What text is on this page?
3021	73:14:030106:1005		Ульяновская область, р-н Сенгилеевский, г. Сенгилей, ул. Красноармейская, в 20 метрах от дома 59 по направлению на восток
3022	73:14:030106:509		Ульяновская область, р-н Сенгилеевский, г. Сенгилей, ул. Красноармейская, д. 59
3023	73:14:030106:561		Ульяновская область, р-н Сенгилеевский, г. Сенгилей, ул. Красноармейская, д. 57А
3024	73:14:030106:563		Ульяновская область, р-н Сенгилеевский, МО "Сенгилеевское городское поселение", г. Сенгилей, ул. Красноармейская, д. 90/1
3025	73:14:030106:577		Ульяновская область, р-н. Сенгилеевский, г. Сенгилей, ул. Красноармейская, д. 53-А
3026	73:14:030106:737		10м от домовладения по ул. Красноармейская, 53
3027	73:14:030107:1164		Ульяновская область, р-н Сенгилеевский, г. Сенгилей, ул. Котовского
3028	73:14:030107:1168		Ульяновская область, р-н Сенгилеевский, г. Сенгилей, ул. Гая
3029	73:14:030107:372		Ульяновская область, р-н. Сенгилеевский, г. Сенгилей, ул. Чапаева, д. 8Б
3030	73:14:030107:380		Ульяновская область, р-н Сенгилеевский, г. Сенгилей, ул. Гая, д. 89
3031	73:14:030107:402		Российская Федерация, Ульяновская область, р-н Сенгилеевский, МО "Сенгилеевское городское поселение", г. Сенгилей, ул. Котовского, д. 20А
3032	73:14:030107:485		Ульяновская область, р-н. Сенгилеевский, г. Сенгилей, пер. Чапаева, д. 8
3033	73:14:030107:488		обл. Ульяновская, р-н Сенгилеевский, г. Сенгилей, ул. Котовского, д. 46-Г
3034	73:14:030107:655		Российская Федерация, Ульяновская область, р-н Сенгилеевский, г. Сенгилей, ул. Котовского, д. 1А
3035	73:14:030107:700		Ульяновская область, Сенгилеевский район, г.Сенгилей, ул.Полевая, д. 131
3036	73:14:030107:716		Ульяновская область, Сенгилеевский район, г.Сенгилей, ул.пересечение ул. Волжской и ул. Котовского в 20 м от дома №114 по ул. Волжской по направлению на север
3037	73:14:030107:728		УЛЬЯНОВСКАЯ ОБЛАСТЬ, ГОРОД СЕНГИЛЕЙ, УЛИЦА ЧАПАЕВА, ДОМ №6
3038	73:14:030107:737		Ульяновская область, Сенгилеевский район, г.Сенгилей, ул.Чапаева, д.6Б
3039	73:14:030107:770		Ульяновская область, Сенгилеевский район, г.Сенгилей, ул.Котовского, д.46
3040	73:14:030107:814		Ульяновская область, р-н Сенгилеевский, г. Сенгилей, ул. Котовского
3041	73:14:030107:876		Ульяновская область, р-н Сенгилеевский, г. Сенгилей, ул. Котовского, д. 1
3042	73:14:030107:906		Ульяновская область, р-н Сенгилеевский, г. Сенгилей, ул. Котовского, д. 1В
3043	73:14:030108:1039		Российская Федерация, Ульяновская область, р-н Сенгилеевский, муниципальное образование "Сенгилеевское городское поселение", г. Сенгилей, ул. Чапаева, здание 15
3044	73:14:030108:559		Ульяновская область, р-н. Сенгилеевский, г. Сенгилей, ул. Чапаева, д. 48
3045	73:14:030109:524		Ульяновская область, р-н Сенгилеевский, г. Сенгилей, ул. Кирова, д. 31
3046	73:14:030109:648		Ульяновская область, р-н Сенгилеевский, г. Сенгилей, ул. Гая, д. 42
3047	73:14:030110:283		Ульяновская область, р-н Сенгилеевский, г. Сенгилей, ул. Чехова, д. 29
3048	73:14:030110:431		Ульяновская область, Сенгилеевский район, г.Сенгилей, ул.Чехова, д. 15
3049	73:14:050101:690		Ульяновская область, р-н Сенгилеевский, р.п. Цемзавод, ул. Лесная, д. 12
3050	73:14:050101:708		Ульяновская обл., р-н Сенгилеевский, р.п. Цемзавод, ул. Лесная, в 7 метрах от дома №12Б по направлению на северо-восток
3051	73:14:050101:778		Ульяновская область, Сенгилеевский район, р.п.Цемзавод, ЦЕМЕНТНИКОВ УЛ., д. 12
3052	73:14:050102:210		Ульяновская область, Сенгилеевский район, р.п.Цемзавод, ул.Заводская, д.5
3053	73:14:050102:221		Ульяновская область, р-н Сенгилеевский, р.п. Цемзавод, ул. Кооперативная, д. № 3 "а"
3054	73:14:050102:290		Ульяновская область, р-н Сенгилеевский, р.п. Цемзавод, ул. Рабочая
━━━━━━━━
### Task requirements
Scan the data for the word "метрах" and copy every line where it shows up.

### Final result
3021	73:14:030106:1005		Ульяновская область, р-н Сенгилеевский, г. Сенгилей, ул. Красноармейская, в 20 метрах от дома 59 по направлению на восток
3050	73:14:050101:708		Ульяновская обл., р-н Сенгилеевский, р.п. Цемзавод, ул. Лесная, в 7 метрах от дома №12Б по направлению на северо-восток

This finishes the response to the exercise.